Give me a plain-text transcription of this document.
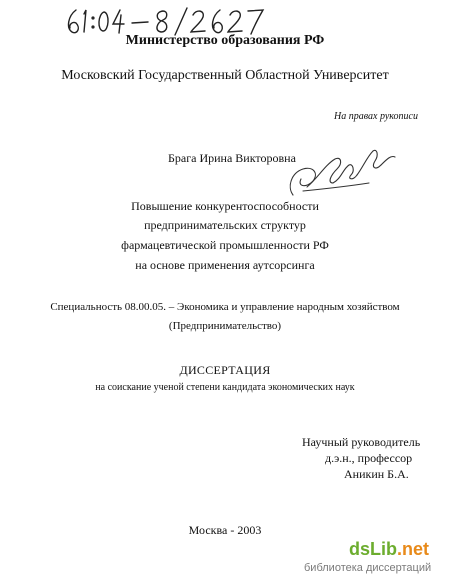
Министерство образования РФ
Московский Государственный Областной Университет
На правах рукописи
Брага Ирина Викторовна
Повышение конкурентоспособности
предпринимательских структур
фармацевтической промышленности РФ
на основе применения аутсорсинга
Специальность 08.00.05. – Экономика и управление народным хозяйством
(Предпринимательство)
ДИССЕРТАЦИЯ
на соискание ученой степени кандидата экономических наук
Научный руководитель
д.э.н., профессор
Аникин Б.А.
Москва - 2003
dsLib.net
библиотека диссертаций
★ ★ ★ ★
▸ **YOUR OBJECTIVE**
Copy everything in the records above except the pictures, exactly as written.

▸ **OUTPUT OF THE TASK**
Give me a plain-text transcription of this document.
Министерство образования РФ
Московский Государственный Областной Университет
На правах рукописи
Брага Ирина Викторовна
Повышение конкурентоспособности
предпринимательских структур
фармацевтической промышленности РФ
на основе применения аутсорсинга
Специальность 08.00.05. – Экономика и управление народным хозяйством
(Предпринимательство)
ДИССЕРТАЦИЯ
на соискание ученой степени кандидата экономических наук
Научный руководитель
д.э.н., профессор
Аникин Б.А.
Москва - 2003
dsLib.net
библиотека диссертаций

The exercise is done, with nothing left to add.